» **The problem**
Every line containing the word "butylamine" needs to be found and copied.

** Start of Input for this task **

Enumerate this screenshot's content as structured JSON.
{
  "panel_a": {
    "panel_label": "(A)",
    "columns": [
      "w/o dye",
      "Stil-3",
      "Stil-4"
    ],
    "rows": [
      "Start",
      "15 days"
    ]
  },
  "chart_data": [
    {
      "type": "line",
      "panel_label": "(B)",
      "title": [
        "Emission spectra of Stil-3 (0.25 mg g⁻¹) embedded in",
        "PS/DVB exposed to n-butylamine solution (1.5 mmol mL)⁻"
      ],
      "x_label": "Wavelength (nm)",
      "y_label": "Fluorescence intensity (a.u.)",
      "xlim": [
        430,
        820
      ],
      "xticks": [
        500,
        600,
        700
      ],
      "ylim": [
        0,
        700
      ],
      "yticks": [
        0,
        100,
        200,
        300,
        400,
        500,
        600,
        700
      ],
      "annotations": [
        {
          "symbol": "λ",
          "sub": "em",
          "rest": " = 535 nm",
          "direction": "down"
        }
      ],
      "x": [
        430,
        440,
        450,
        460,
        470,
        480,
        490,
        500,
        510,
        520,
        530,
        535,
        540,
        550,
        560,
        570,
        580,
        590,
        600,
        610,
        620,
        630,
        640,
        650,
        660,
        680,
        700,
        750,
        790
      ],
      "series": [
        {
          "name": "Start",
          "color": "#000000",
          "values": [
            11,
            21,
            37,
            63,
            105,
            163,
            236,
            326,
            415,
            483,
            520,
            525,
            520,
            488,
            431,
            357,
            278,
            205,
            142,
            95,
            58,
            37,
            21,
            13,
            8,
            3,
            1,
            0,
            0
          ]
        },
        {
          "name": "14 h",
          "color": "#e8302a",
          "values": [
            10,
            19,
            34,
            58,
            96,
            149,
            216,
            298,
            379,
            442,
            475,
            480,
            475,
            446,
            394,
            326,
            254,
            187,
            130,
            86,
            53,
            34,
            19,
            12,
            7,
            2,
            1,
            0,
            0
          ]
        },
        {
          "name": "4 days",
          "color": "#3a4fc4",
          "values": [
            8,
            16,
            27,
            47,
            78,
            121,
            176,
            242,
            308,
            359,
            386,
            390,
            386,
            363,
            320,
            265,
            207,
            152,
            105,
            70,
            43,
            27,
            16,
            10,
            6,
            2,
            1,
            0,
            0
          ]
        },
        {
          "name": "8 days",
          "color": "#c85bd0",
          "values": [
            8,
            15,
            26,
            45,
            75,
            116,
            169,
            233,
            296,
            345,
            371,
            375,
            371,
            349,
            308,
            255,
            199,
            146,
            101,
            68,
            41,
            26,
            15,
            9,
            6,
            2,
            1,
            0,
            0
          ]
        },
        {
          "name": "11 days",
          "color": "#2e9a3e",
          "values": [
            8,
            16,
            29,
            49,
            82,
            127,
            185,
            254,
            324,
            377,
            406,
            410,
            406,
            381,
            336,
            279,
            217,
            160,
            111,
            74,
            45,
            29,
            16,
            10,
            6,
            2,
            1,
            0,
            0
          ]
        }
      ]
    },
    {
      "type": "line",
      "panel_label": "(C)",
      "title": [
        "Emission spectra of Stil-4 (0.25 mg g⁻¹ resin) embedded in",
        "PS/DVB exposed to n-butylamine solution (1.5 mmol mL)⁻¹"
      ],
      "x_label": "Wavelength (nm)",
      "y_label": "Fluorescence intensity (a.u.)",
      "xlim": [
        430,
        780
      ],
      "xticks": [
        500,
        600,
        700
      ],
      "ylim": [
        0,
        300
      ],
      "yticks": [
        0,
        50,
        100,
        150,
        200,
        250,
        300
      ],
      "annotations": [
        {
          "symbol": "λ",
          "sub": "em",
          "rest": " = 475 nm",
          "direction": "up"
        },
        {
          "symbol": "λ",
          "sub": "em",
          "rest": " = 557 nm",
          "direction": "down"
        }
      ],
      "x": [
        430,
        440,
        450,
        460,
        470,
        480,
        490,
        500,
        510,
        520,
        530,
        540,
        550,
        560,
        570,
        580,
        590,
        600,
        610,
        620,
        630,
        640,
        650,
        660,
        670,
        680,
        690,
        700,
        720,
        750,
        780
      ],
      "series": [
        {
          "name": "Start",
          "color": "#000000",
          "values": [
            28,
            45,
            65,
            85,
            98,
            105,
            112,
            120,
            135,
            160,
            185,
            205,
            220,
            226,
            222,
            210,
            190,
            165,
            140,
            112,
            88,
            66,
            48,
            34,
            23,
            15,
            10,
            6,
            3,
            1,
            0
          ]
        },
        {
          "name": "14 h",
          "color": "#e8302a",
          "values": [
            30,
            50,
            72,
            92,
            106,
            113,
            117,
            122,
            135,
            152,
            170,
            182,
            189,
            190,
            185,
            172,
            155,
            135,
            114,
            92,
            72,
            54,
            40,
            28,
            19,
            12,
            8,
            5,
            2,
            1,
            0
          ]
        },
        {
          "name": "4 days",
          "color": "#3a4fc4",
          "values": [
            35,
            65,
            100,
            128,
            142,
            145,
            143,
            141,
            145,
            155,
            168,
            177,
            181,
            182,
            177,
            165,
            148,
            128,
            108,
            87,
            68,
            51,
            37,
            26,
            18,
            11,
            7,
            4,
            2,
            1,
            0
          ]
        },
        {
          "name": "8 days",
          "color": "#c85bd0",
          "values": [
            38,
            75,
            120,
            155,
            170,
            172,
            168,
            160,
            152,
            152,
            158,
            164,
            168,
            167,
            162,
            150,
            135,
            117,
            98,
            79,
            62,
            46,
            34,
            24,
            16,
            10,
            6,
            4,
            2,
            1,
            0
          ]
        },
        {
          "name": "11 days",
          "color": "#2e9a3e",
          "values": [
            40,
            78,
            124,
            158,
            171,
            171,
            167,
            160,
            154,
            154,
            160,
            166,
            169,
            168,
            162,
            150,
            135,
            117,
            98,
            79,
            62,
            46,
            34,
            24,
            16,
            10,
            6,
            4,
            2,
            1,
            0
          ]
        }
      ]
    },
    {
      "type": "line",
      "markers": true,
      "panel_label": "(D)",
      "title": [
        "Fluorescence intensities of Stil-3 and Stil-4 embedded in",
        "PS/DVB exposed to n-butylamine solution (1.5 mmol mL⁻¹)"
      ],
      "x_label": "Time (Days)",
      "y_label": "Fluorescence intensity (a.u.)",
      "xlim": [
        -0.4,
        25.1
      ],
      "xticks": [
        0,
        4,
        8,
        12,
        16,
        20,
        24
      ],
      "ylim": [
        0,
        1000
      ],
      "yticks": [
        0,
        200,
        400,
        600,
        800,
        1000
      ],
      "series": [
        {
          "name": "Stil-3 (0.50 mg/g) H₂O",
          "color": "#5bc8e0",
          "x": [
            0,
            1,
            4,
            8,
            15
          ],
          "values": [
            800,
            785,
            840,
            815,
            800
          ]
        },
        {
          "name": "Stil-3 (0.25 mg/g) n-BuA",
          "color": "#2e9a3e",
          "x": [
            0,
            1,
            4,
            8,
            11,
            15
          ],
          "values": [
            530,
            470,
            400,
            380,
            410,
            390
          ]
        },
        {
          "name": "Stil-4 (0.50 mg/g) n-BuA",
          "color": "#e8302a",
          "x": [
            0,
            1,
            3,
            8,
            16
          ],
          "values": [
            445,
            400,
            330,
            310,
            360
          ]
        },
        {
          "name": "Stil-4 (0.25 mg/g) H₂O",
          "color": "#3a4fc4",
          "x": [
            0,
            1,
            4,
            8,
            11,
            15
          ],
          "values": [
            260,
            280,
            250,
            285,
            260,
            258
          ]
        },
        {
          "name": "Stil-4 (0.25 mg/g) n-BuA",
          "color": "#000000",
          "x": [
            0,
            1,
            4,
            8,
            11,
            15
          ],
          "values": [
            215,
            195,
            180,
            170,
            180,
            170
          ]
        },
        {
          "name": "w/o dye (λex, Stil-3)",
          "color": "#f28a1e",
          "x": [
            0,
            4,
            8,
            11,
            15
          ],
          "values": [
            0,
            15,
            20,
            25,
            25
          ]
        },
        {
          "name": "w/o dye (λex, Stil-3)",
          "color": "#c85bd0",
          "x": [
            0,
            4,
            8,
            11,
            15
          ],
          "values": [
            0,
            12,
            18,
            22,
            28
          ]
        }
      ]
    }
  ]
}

** End of Input for this task **
** Start of Input for this task **

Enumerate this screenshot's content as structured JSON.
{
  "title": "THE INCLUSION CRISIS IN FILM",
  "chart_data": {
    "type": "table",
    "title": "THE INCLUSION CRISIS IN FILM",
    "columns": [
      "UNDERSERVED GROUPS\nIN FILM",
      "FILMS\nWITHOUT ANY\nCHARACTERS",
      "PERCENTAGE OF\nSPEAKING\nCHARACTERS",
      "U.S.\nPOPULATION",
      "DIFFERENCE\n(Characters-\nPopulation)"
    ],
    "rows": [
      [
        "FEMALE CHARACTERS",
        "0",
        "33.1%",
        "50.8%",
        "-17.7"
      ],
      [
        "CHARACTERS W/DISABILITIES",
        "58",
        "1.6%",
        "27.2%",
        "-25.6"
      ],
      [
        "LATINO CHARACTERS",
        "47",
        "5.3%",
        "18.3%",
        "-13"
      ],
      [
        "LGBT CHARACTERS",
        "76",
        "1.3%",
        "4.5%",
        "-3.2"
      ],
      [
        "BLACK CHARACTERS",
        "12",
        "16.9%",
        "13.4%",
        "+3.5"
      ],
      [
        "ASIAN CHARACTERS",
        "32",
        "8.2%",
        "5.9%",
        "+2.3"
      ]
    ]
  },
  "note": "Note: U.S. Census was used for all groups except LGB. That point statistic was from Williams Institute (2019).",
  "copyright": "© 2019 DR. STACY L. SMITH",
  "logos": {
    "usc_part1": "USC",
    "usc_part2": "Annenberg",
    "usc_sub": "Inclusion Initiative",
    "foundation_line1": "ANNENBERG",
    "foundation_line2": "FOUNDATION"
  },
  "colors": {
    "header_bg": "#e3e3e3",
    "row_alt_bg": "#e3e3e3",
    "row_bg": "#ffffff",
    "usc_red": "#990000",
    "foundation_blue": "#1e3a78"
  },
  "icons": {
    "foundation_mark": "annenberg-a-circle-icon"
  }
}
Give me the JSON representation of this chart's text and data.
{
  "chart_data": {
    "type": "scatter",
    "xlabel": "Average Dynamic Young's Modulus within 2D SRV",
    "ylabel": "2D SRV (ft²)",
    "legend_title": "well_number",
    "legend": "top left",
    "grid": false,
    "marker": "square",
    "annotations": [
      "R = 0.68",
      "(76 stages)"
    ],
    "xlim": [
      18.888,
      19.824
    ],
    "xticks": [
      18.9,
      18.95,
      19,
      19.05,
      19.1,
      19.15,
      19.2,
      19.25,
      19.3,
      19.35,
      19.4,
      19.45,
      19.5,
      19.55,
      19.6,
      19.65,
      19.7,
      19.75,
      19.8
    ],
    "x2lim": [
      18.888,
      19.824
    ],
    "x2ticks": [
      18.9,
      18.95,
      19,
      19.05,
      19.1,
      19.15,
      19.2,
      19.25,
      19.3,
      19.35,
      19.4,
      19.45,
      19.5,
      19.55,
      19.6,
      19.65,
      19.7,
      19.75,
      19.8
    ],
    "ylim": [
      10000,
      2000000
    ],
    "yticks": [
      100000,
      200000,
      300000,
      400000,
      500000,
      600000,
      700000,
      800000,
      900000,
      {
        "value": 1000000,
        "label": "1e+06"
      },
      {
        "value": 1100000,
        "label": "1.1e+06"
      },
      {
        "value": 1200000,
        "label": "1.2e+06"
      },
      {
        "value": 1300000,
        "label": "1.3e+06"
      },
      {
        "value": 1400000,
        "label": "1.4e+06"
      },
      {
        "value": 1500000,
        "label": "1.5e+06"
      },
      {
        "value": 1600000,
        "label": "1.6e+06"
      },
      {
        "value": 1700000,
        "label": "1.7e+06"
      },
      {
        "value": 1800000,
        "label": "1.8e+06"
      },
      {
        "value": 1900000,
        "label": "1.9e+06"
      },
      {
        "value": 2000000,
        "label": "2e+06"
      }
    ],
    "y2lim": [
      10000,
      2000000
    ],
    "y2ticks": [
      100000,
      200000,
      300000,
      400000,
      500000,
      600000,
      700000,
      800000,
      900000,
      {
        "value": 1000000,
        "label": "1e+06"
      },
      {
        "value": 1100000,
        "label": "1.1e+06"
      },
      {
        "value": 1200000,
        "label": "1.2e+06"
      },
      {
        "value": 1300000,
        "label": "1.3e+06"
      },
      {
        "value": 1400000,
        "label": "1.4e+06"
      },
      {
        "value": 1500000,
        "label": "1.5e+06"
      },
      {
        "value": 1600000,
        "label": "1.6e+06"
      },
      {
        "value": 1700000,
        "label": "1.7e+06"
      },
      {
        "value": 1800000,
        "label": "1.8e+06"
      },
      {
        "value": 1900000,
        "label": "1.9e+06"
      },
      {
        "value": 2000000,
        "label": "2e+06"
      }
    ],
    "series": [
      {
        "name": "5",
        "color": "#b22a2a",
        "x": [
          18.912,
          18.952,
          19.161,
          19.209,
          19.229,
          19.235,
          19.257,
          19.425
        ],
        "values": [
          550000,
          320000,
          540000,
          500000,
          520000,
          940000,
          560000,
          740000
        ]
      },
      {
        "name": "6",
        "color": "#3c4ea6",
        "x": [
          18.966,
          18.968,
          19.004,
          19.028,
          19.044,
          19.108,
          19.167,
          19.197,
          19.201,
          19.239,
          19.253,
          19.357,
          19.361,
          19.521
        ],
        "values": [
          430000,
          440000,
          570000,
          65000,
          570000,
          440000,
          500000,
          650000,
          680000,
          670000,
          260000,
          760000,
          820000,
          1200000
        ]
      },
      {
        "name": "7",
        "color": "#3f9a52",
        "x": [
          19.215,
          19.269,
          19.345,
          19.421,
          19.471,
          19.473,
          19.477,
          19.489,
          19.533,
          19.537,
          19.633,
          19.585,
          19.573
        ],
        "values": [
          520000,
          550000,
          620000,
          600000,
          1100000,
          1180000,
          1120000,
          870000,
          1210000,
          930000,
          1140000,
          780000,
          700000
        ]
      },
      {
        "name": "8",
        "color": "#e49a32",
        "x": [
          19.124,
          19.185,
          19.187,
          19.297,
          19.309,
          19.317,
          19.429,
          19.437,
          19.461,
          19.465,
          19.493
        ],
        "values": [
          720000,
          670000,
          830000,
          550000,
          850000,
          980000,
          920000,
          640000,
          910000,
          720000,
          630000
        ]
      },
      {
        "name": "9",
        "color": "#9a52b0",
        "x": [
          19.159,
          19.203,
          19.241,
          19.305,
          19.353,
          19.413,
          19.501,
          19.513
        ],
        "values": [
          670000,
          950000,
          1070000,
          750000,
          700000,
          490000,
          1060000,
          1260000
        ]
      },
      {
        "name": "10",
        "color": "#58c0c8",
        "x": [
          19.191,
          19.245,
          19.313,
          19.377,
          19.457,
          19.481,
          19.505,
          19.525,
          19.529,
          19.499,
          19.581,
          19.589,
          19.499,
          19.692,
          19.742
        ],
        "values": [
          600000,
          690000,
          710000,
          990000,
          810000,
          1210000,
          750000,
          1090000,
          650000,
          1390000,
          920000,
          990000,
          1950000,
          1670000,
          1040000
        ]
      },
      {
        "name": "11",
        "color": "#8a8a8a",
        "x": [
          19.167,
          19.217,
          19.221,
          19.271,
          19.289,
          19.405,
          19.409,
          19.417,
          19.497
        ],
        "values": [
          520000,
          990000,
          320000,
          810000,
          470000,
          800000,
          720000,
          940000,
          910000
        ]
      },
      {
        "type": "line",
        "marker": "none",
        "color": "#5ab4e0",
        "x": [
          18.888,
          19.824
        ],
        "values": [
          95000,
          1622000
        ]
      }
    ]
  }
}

** End of Input for this task **

» **Result of the exercise**
        "PS/DVB exposed to n-butylamine solution (1.5 mmol mL)⁻"
        "PS/DVB exposed to n-butylamine solution (1.5 mmol mL)⁻¹"
        "PS/DVB exposed to n-butylamine solution (1.5 mmol mL⁻¹)"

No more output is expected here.